[start of MATERIAL SUPPLIED]
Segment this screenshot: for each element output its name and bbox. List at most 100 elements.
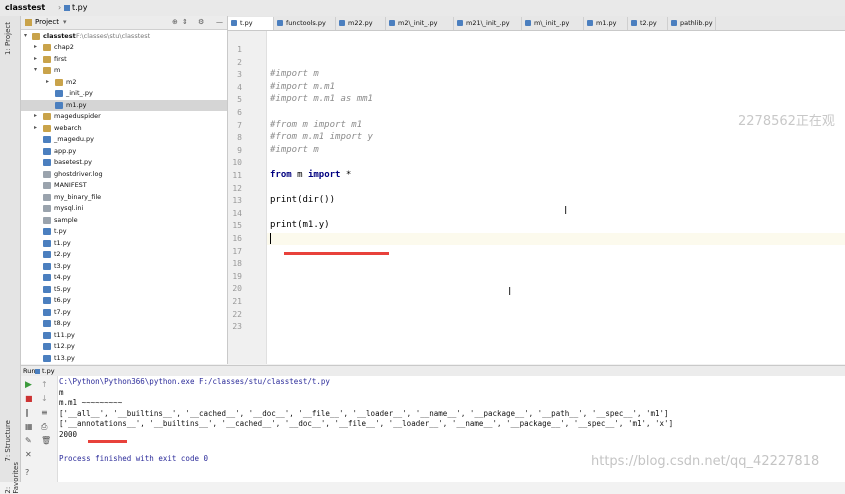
tree-item[interactable]: ▸ chap2	[21, 42, 227, 53]
editor-tab[interactable]: m1.py	[584, 17, 628, 30]
tree-item[interactable]: basetest.py	[21, 157, 227, 168]
tree-item-label: ghostdriver.log	[54, 169, 103, 178]
chevron-down-icon[interactable]: ▾	[24, 32, 27, 39]
tree-item[interactable]: ▸ first	[21, 54, 227, 65]
favorites-tool-tab[interactable]: 2: Favorites	[4, 462, 20, 494]
text-file-icon	[43, 193, 51, 201]
tree-item[interactable]: mysql.ini	[21, 203, 227, 214]
help-icon[interactable]: ?	[25, 468, 33, 477]
left-tool-strip: 1: Project 7: Structure 2: Favorites	[0, 16, 21, 494]
tree-item[interactable]: ▸ mageduspider	[21, 111, 227, 122]
tree-item[interactable]: m1.py	[21, 99, 227, 111]
tree-item[interactable]: ▸ webarch	[21, 123, 227, 134]
tree-item[interactable]: t1.py	[21, 238, 227, 249]
tree-item[interactable]: t6.py	[21, 295, 227, 306]
editor-tab[interactable]: m21\_init_.py	[454, 17, 522, 30]
line-number: 3	[237, 70, 242, 80]
line-number: 7	[237, 120, 242, 130]
editor-tab[interactable]: t2.py	[628, 17, 668, 30]
editor-tab[interactable]: m22.py	[336, 17, 386, 30]
structure-tool-tab[interactable]: 7: Structure	[4, 420, 12, 462]
editor-tab[interactable]: t.py	[228, 17, 274, 30]
tree-root[interactable]: ▾ classtest F:\classes\stu\classtest	[21, 31, 227, 42]
breadcrumb-file[interactable]: t.py	[72, 3, 88, 12]
run-icon[interactable]: ▶	[25, 380, 33, 390]
tree-item[interactable]: _init_.py	[21, 88, 227, 99]
tree-item[interactable]: app.py	[21, 146, 227, 157]
python-file-icon	[389, 20, 395, 26]
arrow-up-icon[interactable]: ↑	[41, 380, 49, 389]
code-line: from m import *	[270, 170, 351, 180]
tree-item[interactable]: t.py	[21, 226, 227, 237]
line-number: 5	[237, 95, 242, 105]
folder-icon	[43, 124, 51, 132]
close-icon[interactable]: ✕	[25, 450, 33, 459]
python-file-icon	[43, 251, 51, 258]
editor-tab-label: t2.py	[640, 19, 657, 27]
tree-item[interactable]: ▾ m	[21, 65, 227, 76]
chevron-right-icon[interactable]: ▸	[46, 78, 49, 85]
project-view-selector[interactable]: Project	[35, 18, 59, 26]
keyword-token: import	[307, 170, 341, 180]
folder-icon	[43, 113, 51, 120]
project-tool-tab[interactable]: 1: Project	[4, 22, 12, 55]
layout-icon[interactable]: ▦	[25, 422, 33, 431]
tree-item-label: t7.py	[54, 307, 71, 316]
tree-item[interactable]: t3.py	[21, 261, 227, 272]
chevron-right-icon[interactable]: ▸	[34, 43, 37, 50]
soft-wrap-icon[interactable]: ≡	[41, 408, 49, 417]
python-file-icon	[671, 20, 677, 26]
stop-icon[interactable]: ■	[25, 394, 33, 403]
run-tab-label[interactable]: Run	[23, 367, 35, 375]
chevron-right-icon[interactable]: ▸	[34, 55, 37, 62]
pause-icon[interactable]: ∥	[25, 408, 33, 417]
editor-tab[interactable]: m\_init_.py	[522, 17, 584, 30]
breadcrumb-project[interactable]: classtest	[5, 3, 45, 12]
tree-item[interactable]: t13.py	[21, 353, 227, 364]
code-line: #import m.m1 as mm1	[270, 94, 373, 105]
tree-item[interactable]: _magedu.py	[21, 134, 227, 145]
tree-item[interactable]: t5.py	[21, 284, 227, 295]
python-file-icon	[43, 331, 51, 339]
python-file-icon	[43, 274, 51, 281]
text-file-icon	[43, 170, 51, 178]
gear-icon[interactable]: ⚙	[198, 18, 204, 26]
pin-icon[interactable]: ✎	[25, 436, 33, 445]
trash-icon[interactable]: 🗑	[41, 436, 51, 445]
code-line: #from m import m1	[270, 119, 363, 130]
python-file-icon	[339, 20, 345, 26]
editor-tab-label: pathlib.py	[680, 19, 713, 27]
tree-item[interactable]: t11.py	[21, 330, 227, 341]
editor-tab[interactable]: pathlib.py	[668, 17, 716, 30]
editor-tab-label: m2\_init_.py	[398, 19, 438, 27]
chevron-down-icon[interactable]: ▾	[63, 18, 67, 26]
tree-item[interactable]: MANIFEST	[21, 180, 227, 191]
code-editor[interactable]: #import m #import m.m1 #import m.m1 as mm1…	[267, 31, 845, 364]
chevron-down-icon[interactable]: ▾	[34, 66, 37, 73]
console-line: 2000	[59, 429, 78, 439]
arrow-down-icon[interactable]: ↓	[41, 394, 49, 403]
tree-item[interactable]: sample	[21, 215, 227, 226]
hide-icon[interactable]: —	[216, 18, 223, 26]
tree-item[interactable]: t12.py	[21, 341, 227, 352]
run-config-name[interactable]: t.py	[42, 367, 55, 375]
tree-item[interactable]: t7.py	[21, 307, 227, 318]
editor-tab[interactable]: m2\_init_.py	[386, 17, 454, 30]
tree-item[interactable]: ▸ m2	[21, 77, 227, 88]
chevron-right-icon[interactable]: ▸	[34, 124, 37, 131]
tree-item[interactable]: t2.py	[21, 249, 227, 260]
run-console[interactable]: C:\Python\Python366\python.exe F:/classe…	[58, 376, 845, 482]
tree-item[interactable]: ghostdriver.log	[21, 169, 227, 180]
tree-item[interactable]: t8.py	[21, 318, 227, 329]
blog-watermark: https://blog.csdn.net/qq_42227818	[591, 454, 820, 469]
editor-tab[interactable]: functools.py	[274, 17, 336, 30]
collapse-icon[interactable]: ⇕	[182, 18, 188, 26]
tree-item-label: t5.py	[54, 284, 71, 293]
tree-item[interactable]: my_binary_file	[21, 192, 227, 203]
code-line: #from m.m1 import y	[270, 132, 373, 143]
python-file-icon	[43, 159, 51, 166]
print-icon[interactable]: ⎙	[41, 422, 49, 431]
target-icon[interactable]: ⊕	[172, 18, 178, 26]
chevron-right-icon[interactable]: ▸	[34, 112, 37, 119]
tree-item[interactable]: t4.py	[21, 272, 227, 283]
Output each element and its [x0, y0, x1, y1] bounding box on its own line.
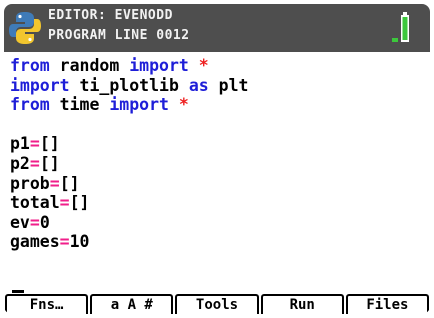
[end of MATERIAL SUPPLIED]
**WHAT YOU HAVE TO DO**
Copy out all of the material above line for line, keeping every character unchanged, but leave out the pictures.

**RESULT**
Segment this screenshot: for each element output its name and bbox. List at most 100 elements.
tree-item[interactable]: ▸ chap2	[21, 42, 227, 53]
editor-tab[interactable]: m1.py	[584, 17, 628, 30]
tree-item[interactable]: basetest.py	[21, 157, 227, 168]
tree-item-label: ghostdriver.log	[54, 169, 103, 178]
chevron-down-icon[interactable]: ▾	[24, 32, 27, 39]
tree-item[interactable]: ▸ first	[21, 54, 227, 65]
favorites-tool-tab[interactable]: 2: Favorites	[4, 462, 20, 494]
text-file-icon	[43, 193, 51, 201]
tree-item[interactable]: mysql.ini	[21, 203, 227, 214]
help-icon[interactable]: ?	[25, 468, 33, 477]
left-tool-strip: 1: Project 7: Structure 2: Favorites	[0, 16, 21, 494]
tree-item[interactable]: ▸ mageduspider	[21, 111, 227, 122]
tree-item[interactable]: m1.py	[21, 99, 227, 111]
tree-item[interactable]: ▸ webarch	[21, 123, 227, 134]
tree-item[interactable]: t1.py	[21, 238, 227, 249]
tree-item[interactable]: t6.py	[21, 295, 227, 306]
editor-tab[interactable]: m21\_init_.py	[454, 17, 522, 30]
line-number: 3	[237, 70, 242, 80]
line-number: 7	[237, 120, 242, 130]
editor-tab[interactable]: t2.py	[628, 17, 668, 30]
editor-tab[interactable]: m22.py	[336, 17, 386, 30]
structure-tool-tab[interactable]: 7: Structure	[4, 420, 12, 462]
editor-tab[interactable]: t.py	[228, 17, 274, 30]
tree-root[interactable]: ▾ classtest F:\classes\stu\classtest	[21, 31, 227, 42]
breadcrumb-file[interactable]: t.py	[72, 3, 88, 12]
run-icon[interactable]: ▶	[25, 380, 33, 390]
tree-item[interactable]: _init_.py	[21, 88, 227, 99]
tree-item[interactable]: app.py	[21, 146, 227, 157]
python-file-icon	[389, 20, 395, 26]
arrow-up-icon[interactable]: ↑	[41, 380, 49, 389]
code-line: from m import *	[270, 170, 351, 180]
tree-item[interactable]: t.py	[21, 226, 227, 237]
line-number: 5	[237, 95, 242, 105]
folder-icon	[43, 124, 51, 132]
close-icon[interactable]: ✕	[25, 450, 33, 459]
python-file-icon	[43, 251, 51, 258]
editor-tab-label: t2.py	[640, 19, 657, 27]
tree-item[interactable]: ▾ m	[21, 65, 227, 76]
chevron-right-icon[interactable]: ▸	[46, 78, 49, 85]
project-view-selector[interactable]: Project	[35, 18, 59, 26]
keyword-token: import	[307, 170, 341, 180]
folder-icon	[43, 113, 51, 120]
project-tool-tab[interactable]: 1: Project	[4, 22, 12, 55]
layout-icon[interactable]: ▦	[25, 422, 33, 431]
tree-item-label: t7.py	[54, 307, 71, 316]
tree-item[interactable]: t3.py	[21, 261, 227, 272]
chevron-right-icon[interactable]: ▸	[34, 43, 37, 50]
soft-wrap-icon[interactable]: ≡	[41, 408, 49, 417]
python-file-icon	[671, 20, 677, 26]
stop-icon[interactable]: ■	[25, 394, 33, 403]
run-tab-label[interactable]: Run	[23, 367, 35, 375]
chevron-right-icon[interactable]: ▸	[34, 55, 37, 62]
pause-icon[interactable]: ∥	[25, 408, 33, 417]
editor-tab[interactable]: m\_init_.py	[522, 17, 584, 30]
breadcrumb-project[interactable]: classtest	[5, 3, 45, 12]
tree-item[interactable]: t13.py	[21, 353, 227, 364]
code-line: #import m.m1 as mm1	[270, 94, 373, 105]
tree-item[interactable]: _magedu.py	[21, 134, 227, 145]
tree-item[interactable]: t5.py	[21, 284, 227, 295]
python-file-icon	[43, 331, 51, 339]
python-file-icon	[43, 274, 51, 281]
text-file-icon	[43, 170, 51, 178]
gear-icon[interactable]: ⚙	[198, 18, 204, 26]
pin-icon[interactable]: ✎	[25, 436, 33, 445]
trash-icon[interactable]: 🗑	[41, 436, 51, 445]
code-line: #from m import m1	[270, 119, 363, 130]
python-file-icon	[339, 20, 345, 26]
editor-tab-label: pathlib.py	[680, 19, 713, 27]
tree-item[interactable]: t11.py	[21, 330, 227, 341]
editor-tab[interactable]: pathlib.py	[668, 17, 716, 30]
editor-tab-label: m2\_init_.py	[398, 19, 438, 27]
chevron-down-icon[interactable]: ▾	[63, 18, 67, 26]
tree-item[interactable]: MANIFEST	[21, 180, 227, 191]
code-editor[interactable]: #import m #import m.m1 #import m.m1 as mm1…	[267, 31, 845, 364]
chevron-down-icon[interactable]: ▾	[34, 66, 37, 73]
console-line: 2000	[59, 429, 78, 439]
arrow-down-icon[interactable]: ↓	[41, 394, 49, 403]
tree-item[interactable]: sample	[21, 215, 227, 226]
hide-icon[interactable]: —	[216, 18, 223, 26]
tree-item[interactable]: t12.py	[21, 341, 227, 352]
run-config-name[interactable]: t.py	[42, 367, 55, 375]
tree-item[interactable]: t7.py	[21, 307, 227, 318]
editor-tab[interactable]: m2\_init_.py	[386, 17, 454, 30]
tree-item[interactable]: ▸ m2	[21, 77, 227, 88]
chevron-right-icon[interactable]: ▸	[34, 124, 37, 131]
tree-item[interactable]: t2.py	[21, 249, 227, 260]
run-console[interactable]: C:\Python\Python366\python.exe F:/classe…	[58, 376, 845, 482]
tree-item[interactable]: ghostdriver.log	[21, 169, 227, 180]
tree-item[interactable]: t8.py	[21, 318, 227, 329]
blog-watermark: https://blog.csdn.net/qq_42227818	[591, 454, 820, 469]
editor-tab[interactable]: functools.py	[274, 17, 336, 30]
collapse-icon[interactable]: ⇕	[182, 18, 188, 26]
tree-item-label: t5.py	[54, 284, 71, 293]
tree-item[interactable]: my_binary_file	[21, 192, 227, 203]
code-line: #from m.m1 import y	[270, 132, 373, 143]
python-file-icon	[43, 159, 51, 166]
print-icon[interactable]: ⎙	[41, 422, 49, 431]
target-icon[interactable]: ⊕	[172, 18, 178, 26]
chevron-right-icon[interactable]: ▸	[34, 112, 37, 119]
tree-item[interactable]: t4.py	[21, 272, 227, 283]
Output each element and its [x0, y0, x1, y1] bounding box on its own line.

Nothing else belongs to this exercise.